(DATA SECTION begins)
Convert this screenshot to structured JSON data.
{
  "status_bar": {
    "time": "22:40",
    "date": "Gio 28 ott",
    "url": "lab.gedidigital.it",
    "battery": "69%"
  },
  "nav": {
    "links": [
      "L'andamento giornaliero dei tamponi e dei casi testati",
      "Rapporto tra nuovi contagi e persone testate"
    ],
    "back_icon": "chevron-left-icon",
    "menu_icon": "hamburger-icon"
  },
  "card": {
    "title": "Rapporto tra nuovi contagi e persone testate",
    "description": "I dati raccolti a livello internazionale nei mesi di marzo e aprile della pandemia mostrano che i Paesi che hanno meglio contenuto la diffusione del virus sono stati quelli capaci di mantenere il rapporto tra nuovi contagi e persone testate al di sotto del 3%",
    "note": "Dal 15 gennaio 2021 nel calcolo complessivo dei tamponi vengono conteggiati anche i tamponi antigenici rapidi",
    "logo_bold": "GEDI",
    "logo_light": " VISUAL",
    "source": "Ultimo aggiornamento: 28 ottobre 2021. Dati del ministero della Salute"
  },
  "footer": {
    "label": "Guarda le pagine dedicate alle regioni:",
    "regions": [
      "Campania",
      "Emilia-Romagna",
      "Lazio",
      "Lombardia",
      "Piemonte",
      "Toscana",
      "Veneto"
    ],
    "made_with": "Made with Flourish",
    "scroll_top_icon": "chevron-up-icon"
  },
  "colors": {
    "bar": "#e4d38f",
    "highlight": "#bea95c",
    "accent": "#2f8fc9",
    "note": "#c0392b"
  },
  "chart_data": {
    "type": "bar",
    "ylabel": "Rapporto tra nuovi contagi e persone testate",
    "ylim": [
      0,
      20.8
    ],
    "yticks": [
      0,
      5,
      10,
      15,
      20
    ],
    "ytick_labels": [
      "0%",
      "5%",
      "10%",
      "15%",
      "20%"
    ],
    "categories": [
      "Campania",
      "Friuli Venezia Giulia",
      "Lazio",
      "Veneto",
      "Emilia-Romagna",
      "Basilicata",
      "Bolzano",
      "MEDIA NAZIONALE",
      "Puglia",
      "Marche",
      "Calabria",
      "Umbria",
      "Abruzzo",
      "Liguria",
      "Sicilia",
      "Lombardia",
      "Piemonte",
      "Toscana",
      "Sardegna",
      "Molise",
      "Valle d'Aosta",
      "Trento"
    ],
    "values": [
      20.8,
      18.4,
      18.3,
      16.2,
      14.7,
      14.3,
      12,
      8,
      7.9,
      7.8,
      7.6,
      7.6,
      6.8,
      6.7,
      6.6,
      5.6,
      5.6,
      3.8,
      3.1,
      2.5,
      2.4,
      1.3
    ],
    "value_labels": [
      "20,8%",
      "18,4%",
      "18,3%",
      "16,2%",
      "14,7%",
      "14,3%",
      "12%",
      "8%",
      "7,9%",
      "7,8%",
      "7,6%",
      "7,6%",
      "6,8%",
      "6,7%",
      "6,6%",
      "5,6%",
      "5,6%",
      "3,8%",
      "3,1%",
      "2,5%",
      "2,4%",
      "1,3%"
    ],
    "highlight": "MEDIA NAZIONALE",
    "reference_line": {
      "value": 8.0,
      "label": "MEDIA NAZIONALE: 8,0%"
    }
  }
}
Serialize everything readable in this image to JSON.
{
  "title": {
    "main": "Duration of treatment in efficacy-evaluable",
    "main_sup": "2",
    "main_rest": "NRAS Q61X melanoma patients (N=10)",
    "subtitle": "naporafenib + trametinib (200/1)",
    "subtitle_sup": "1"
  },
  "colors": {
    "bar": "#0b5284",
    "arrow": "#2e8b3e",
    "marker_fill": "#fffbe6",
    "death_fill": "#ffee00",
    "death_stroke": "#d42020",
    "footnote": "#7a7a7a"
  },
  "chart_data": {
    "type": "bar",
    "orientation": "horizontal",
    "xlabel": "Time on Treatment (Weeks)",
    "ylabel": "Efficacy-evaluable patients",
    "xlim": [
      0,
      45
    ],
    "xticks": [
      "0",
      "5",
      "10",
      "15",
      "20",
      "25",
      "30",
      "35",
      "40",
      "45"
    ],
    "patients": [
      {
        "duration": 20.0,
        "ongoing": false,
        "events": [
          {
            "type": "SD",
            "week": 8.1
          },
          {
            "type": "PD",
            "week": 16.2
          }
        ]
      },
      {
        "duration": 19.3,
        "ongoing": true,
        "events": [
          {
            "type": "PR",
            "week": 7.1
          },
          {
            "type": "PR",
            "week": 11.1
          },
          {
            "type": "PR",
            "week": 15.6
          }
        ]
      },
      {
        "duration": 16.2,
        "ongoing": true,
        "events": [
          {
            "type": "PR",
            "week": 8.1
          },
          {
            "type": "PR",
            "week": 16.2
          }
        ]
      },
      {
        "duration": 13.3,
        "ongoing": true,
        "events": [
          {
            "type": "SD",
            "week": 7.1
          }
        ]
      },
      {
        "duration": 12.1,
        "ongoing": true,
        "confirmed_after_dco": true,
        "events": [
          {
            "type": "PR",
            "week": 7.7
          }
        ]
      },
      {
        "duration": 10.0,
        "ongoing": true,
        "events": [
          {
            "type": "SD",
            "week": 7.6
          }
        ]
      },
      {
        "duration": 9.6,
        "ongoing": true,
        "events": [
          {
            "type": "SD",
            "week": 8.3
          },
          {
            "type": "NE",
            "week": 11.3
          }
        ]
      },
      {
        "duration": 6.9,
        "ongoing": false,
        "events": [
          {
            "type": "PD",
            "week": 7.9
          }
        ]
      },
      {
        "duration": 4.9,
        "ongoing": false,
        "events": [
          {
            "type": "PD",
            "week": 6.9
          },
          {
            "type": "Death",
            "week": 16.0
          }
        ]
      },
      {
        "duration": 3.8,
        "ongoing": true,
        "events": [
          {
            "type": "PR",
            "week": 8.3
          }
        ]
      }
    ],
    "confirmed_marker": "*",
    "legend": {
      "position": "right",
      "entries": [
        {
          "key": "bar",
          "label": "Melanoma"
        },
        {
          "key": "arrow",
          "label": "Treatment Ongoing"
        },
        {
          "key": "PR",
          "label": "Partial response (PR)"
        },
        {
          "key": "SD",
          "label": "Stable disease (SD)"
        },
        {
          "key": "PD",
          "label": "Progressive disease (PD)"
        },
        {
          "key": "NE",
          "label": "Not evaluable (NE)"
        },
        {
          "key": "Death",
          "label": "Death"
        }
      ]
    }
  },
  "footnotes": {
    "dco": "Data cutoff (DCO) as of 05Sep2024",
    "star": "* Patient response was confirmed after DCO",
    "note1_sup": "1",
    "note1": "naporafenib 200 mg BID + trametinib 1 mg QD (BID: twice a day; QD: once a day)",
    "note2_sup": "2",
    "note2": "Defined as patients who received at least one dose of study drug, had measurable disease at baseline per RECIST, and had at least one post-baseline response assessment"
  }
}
(DATA SECTION ends)
YOUR TASK: Read through the entries, then copy every line where the string "trametinib" is found.

TASK RESPONSE:
    "subtitle": "naporafenib + trametinib (200/1)",
    "note1": "naporafenib 200 mg BID + trametinib 1 mg QD (BID: twice a day; QD: once a day)",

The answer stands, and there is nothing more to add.